Required work: In your copy, repeat the records exactly and leave out the pictures.

Records shown:
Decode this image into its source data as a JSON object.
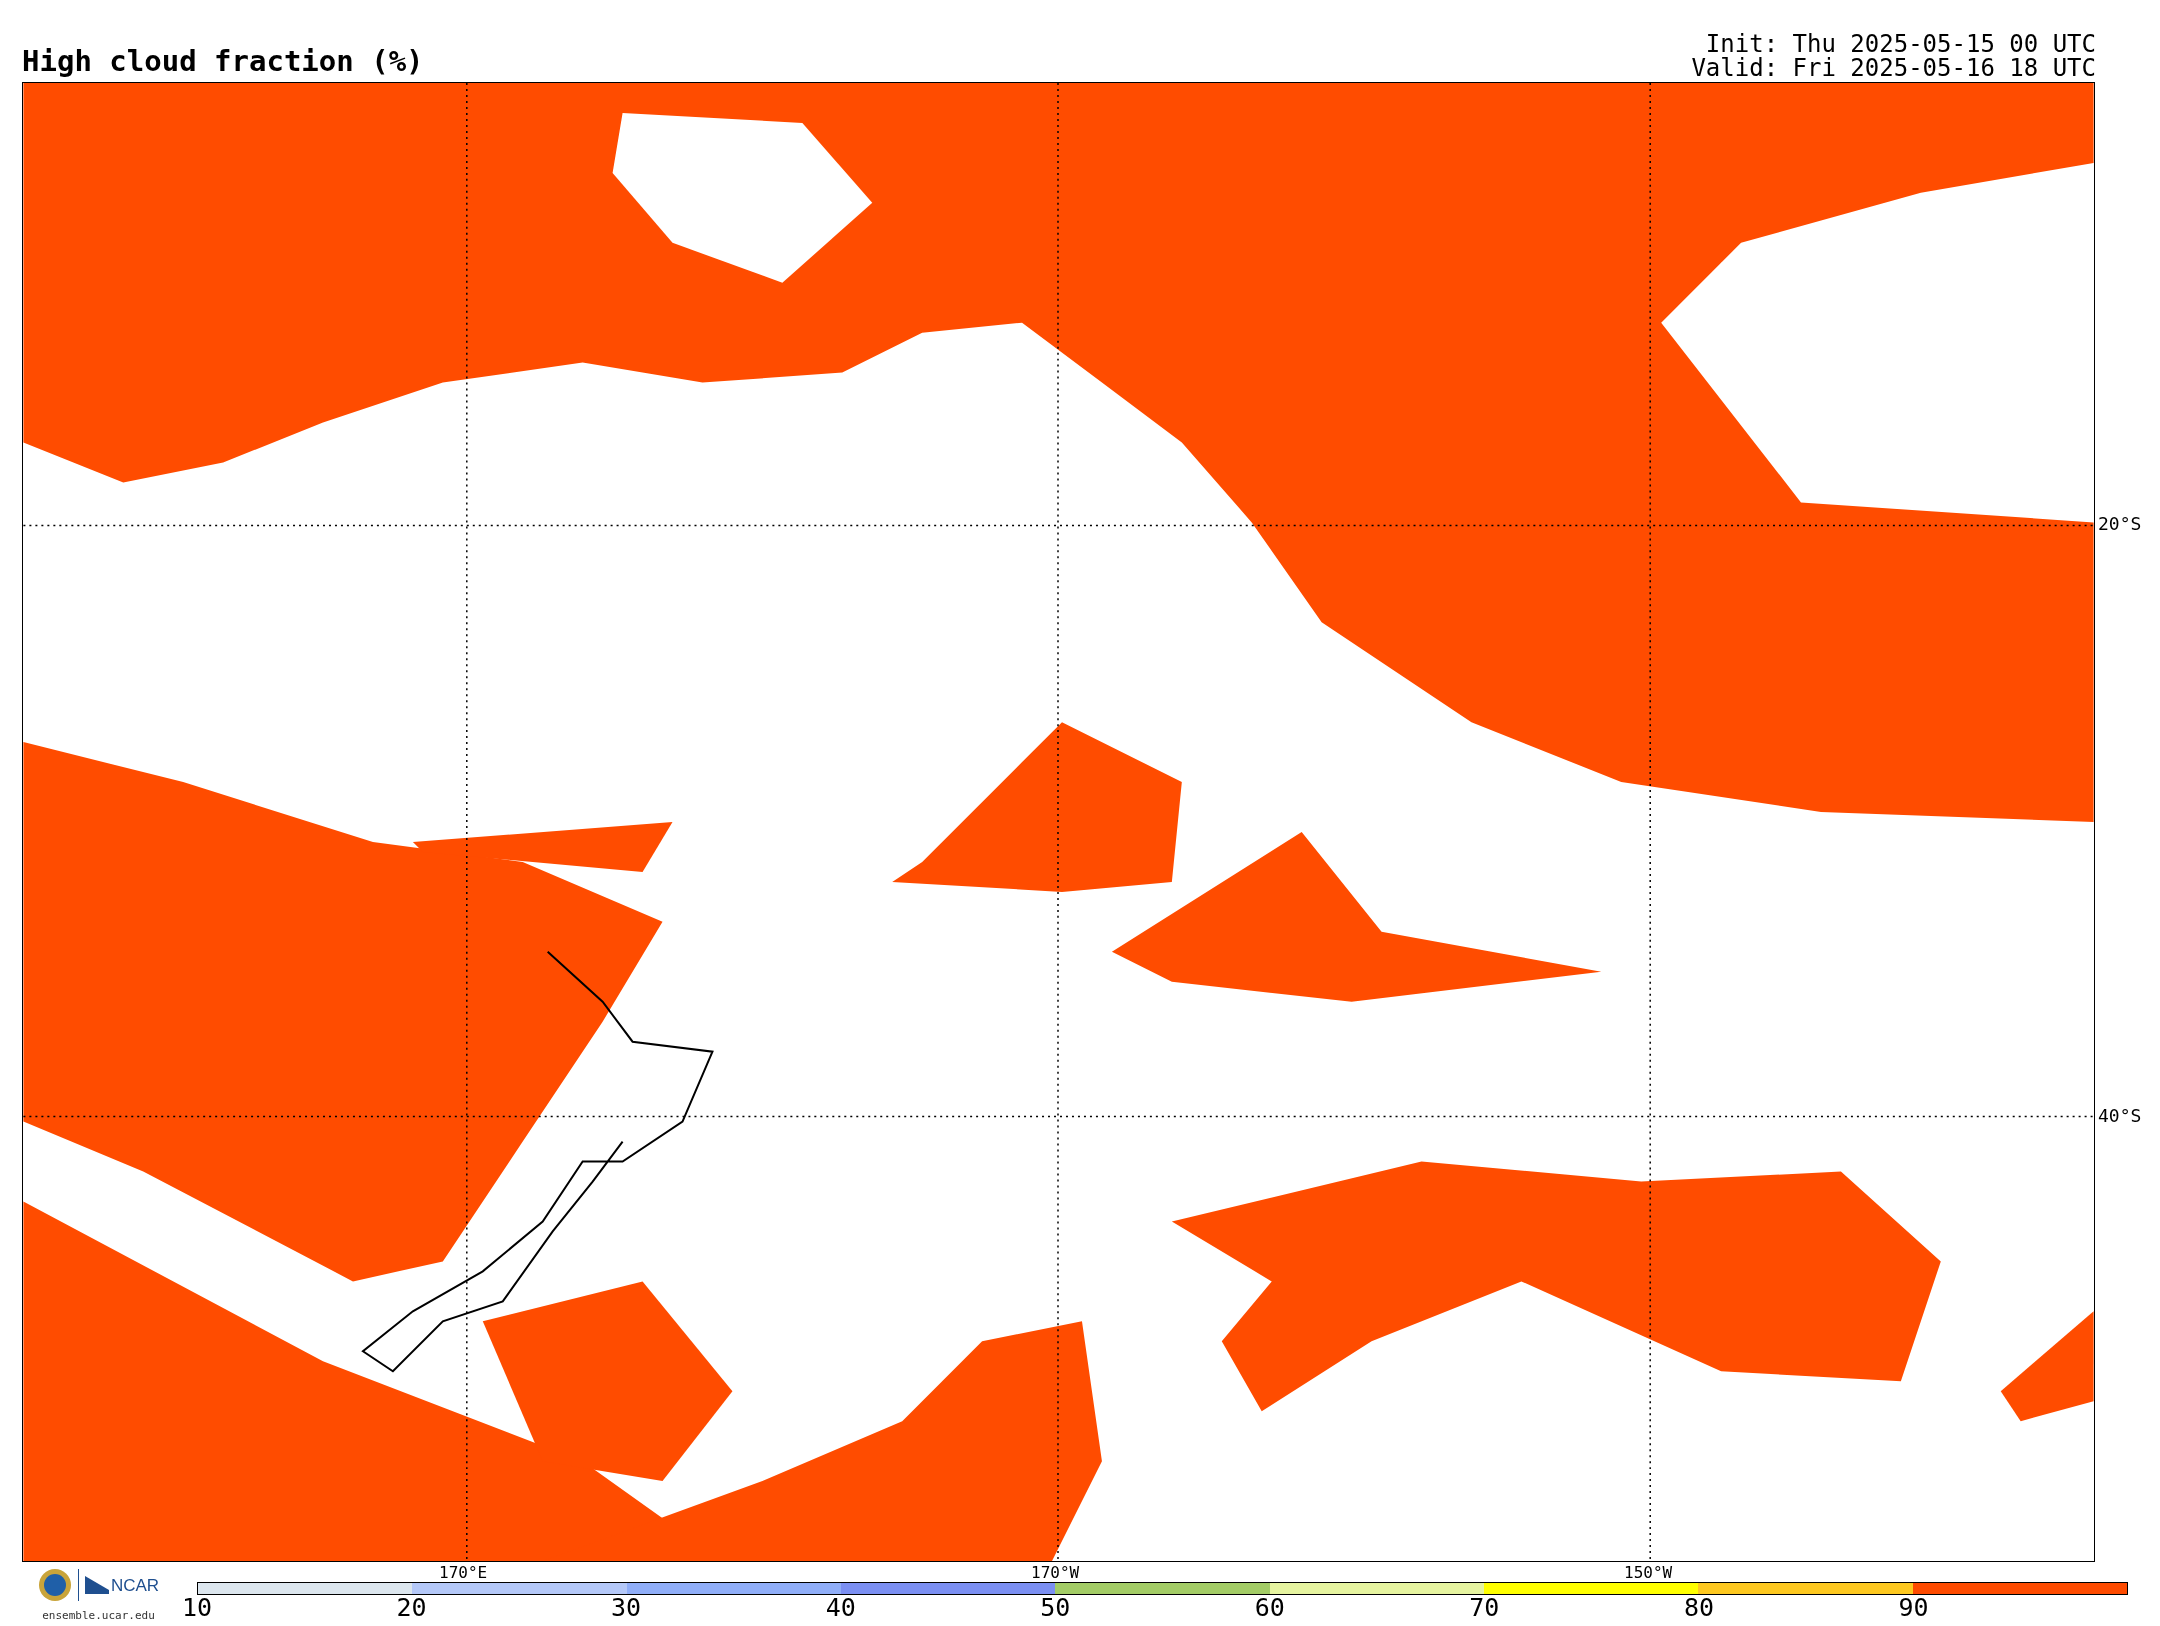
{
  "title": "High cloud fraction (%)",
  "init": "Init: Thu 2025-05-15 00 UTC",
  "valid": "Valid: Fri 2025-05-16 18 UTC",
  "map": {
    "lat_labels": [
      "20°S",
      "40°S"
    ],
    "lon_labels": [
      "170°E",
      "170°W",
      "150°W"
    ]
  },
  "logo": {
    "name": "NCAR",
    "site": "ensemble.ucar.edu"
  },
  "colorbar": [
    {
      "label": "10",
      "color": "#dce6ee"
    },
    {
      "label": "20",
      "color": "#b4c8f8"
    },
    {
      "label": "30",
      "color": "#90aef8"
    },
    {
      "label": "40",
      "color": "#7b8ff2"
    },
    {
      "label": "50",
      "color": "#a3cc66"
    },
    {
      "label": "60",
      "color": "#e6f4a0"
    },
    {
      "label": "70",
      "color": "#ffff00"
    },
    {
      "label": "80",
      "color": "#fdc820"
    },
    {
      "label": "90",
      "color": "#fe4b00"
    }
  ]
}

Full solution:
Decode this image into its source data as a JSON object.
{
  "title": "High cloud fraction (%)",
  "init": "Init: Thu 2025-05-15 00 UTC",
  "valid": "Valid: Fri 2025-05-16 18 UTC",
  "map": {
    "lat_labels": [
      "20°S",
      "40°S"
    ],
    "lon_labels": [
      "170°E",
      "170°W",
      "150°W"
    ]
  },
  "logo": {
    "name": "NCAR",
    "site": "ensemble.ucar.edu"
  },
  "colorbar": [
    {
      "label": "10",
      "color": "#dce6ee"
    },
    {
      "label": "20",
      "color": "#b4c8f8"
    },
    {
      "label": "30",
      "color": "#90aef8"
    },
    {
      "label": "40",
      "color": "#7b8ff2"
    },
    {
      "label": "50",
      "color": "#a3cc66"
    },
    {
      "label": "60",
      "color": "#e6f4a0"
    },
    {
      "label": "70",
      "color": "#ffff00"
    },
    {
      "label": "80",
      "color": "#fdc820"
    },
    {
      "label": "90",
      "color": "#fe4b00"
    }
  ]
}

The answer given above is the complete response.